Work out how many lines in the entries contain the string "upon", and give nothing but that number.
* * *
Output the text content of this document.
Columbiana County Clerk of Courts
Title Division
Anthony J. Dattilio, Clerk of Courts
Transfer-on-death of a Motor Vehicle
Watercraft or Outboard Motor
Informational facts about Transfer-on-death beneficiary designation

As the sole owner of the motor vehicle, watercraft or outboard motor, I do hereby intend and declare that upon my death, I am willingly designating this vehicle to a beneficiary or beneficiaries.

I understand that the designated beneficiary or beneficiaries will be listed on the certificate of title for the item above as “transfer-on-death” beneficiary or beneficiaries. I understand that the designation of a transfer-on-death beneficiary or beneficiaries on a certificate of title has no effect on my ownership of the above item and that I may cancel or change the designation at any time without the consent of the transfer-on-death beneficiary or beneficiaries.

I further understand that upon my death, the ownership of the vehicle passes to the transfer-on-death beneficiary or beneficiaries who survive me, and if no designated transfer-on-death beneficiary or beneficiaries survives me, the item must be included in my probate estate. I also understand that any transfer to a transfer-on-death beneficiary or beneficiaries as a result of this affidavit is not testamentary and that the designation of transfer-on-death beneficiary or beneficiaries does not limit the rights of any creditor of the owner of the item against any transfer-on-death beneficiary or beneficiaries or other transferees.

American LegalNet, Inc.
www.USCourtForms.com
* * *
• _Reply_
2